§ **Problem statement**:
Track down every line below that holds "fusion" and copy it.

___

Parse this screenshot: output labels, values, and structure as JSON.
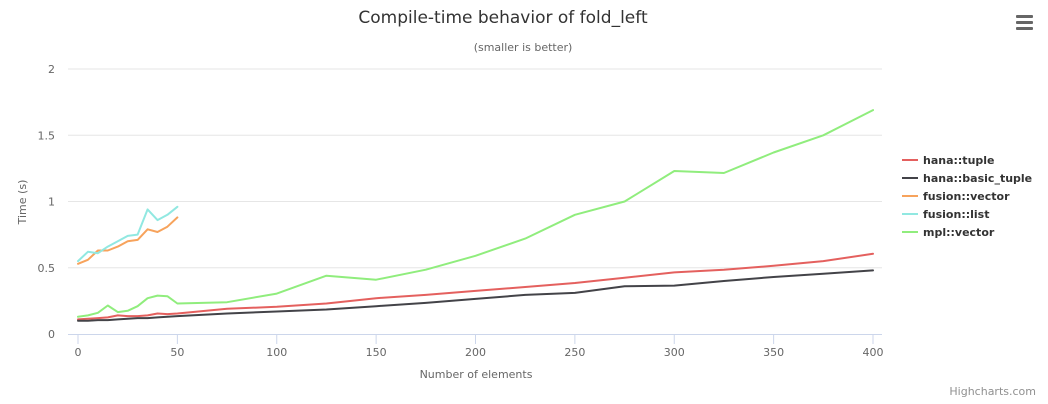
{
  "menu": {
    "icon": "hamburger-menu-icon"
  },
  "credits": "Highcharts.com",
  "chart_data": {
    "type": "line",
    "title": "Compile-time behavior of fold_left",
    "subtitle": "(smaller is better)",
    "xlabel": "Number of elements",
    "ylabel": "Time (s)",
    "xlim": [
      0,
      400
    ],
    "ylim": [
      0,
      2
    ],
    "xticks": [
      0,
      50,
      100,
      150,
      200,
      250,
      300,
      350,
      400
    ],
    "yticks": [
      0,
      0.5,
      1,
      1.5,
      2
    ],
    "xtick_labels": [
      "0",
      "50",
      "100",
      "150",
      "200",
      "250",
      "300",
      "350",
      "400"
    ],
    "ytick_labels": [
      "0",
      "0.5",
      "1",
      "1.5",
      "2"
    ],
    "grid": true,
    "legend_position": "right",
    "series": [
      {
        "name": "hana::tuple",
        "color": "#e4605e",
        "points": [
          [
            0,
            0.11
          ],
          [
            5,
            0.115
          ],
          [
            10,
            0.12
          ],
          [
            15,
            0.125
          ],
          [
            20,
            0.14
          ],
          [
            25,
            0.135
          ],
          [
            30,
            0.135
          ],
          [
            35,
            0.14
          ],
          [
            40,
            0.155
          ],
          [
            45,
            0.15
          ],
          [
            50,
            0.155
          ],
          [
            75,
            0.19
          ],
          [
            100,
            0.205
          ],
          [
            125,
            0.23
          ],
          [
            150,
            0.27
          ],
          [
            175,
            0.295
          ],
          [
            200,
            0.325
          ],
          [
            225,
            0.355
          ],
          [
            250,
            0.385
          ],
          [
            275,
            0.425
          ],
          [
            300,
            0.465
          ],
          [
            325,
            0.485
          ],
          [
            350,
            0.515
          ],
          [
            375,
            0.55
          ],
          [
            400,
            0.605
          ]
        ]
      },
      {
        "name": "hana::basic_tuple",
        "color": "#434348",
        "points": [
          [
            0,
            0.1
          ],
          [
            5,
            0.1
          ],
          [
            10,
            0.105
          ],
          [
            15,
            0.105
          ],
          [
            20,
            0.11
          ],
          [
            25,
            0.115
          ],
          [
            30,
            0.12
          ],
          [
            35,
            0.12
          ],
          [
            40,
            0.125
          ],
          [
            45,
            0.13
          ],
          [
            50,
            0.135
          ],
          [
            75,
            0.155
          ],
          [
            100,
            0.17
          ],
          [
            125,
            0.185
          ],
          [
            150,
            0.21
          ],
          [
            175,
            0.235
          ],
          [
            200,
            0.265
          ],
          [
            225,
            0.295
          ],
          [
            250,
            0.31
          ],
          [
            275,
            0.36
          ],
          [
            300,
            0.365
          ],
          [
            325,
            0.4
          ],
          [
            350,
            0.43
          ],
          [
            375,
            0.455
          ],
          [
            400,
            0.48
          ]
        ]
      },
      {
        "name": "fusion::vector",
        "color": "#f7a35c",
        "points": [
          [
            0,
            0.53
          ],
          [
            5,
            0.56
          ],
          [
            10,
            0.63
          ],
          [
            15,
            0.63
          ],
          [
            20,
            0.66
          ],
          [
            25,
            0.7
          ],
          [
            30,
            0.71
          ],
          [
            35,
            0.79
          ],
          [
            40,
            0.77
          ],
          [
            45,
            0.81
          ],
          [
            50,
            0.88
          ]
        ]
      },
      {
        "name": "fusion::list",
        "color": "#91e8e1",
        "points": [
          [
            0,
            0.55
          ],
          [
            5,
            0.62
          ],
          [
            10,
            0.61
          ],
          [
            15,
            0.66
          ],
          [
            20,
            0.7
          ],
          [
            25,
            0.74
          ],
          [
            30,
            0.75
          ],
          [
            35,
            0.94
          ],
          [
            40,
            0.86
          ],
          [
            45,
            0.9
          ],
          [
            50,
            0.96
          ]
        ]
      },
      {
        "name": "mpl::vector",
        "color": "#90ed7d",
        "points": [
          [
            0,
            0.13
          ],
          [
            5,
            0.14
          ],
          [
            10,
            0.16
          ],
          [
            15,
            0.215
          ],
          [
            20,
            0.165
          ],
          [
            25,
            0.175
          ],
          [
            30,
            0.21
          ],
          [
            35,
            0.27
          ],
          [
            40,
            0.29
          ],
          [
            45,
            0.285
          ],
          [
            50,
            0.23
          ],
          [
            75,
            0.24
          ],
          [
            100,
            0.305
          ],
          [
            125,
            0.44
          ],
          [
            150,
            0.41
          ],
          [
            175,
            0.485
          ],
          [
            200,
            0.59
          ],
          [
            225,
            0.72
          ],
          [
            250,
            0.9
          ],
          [
            275,
            1.0
          ],
          [
            300,
            1.23
          ],
          [
            325,
            1.215
          ],
          [
            350,
            1.37
          ],
          [
            375,
            1.5
          ],
          [
            400,
            1.69
          ]
        ]
      }
    ]
  }
}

___

§ **Reply to the task**:
        "name": "fusion::vector",
        "name": "fusion::list",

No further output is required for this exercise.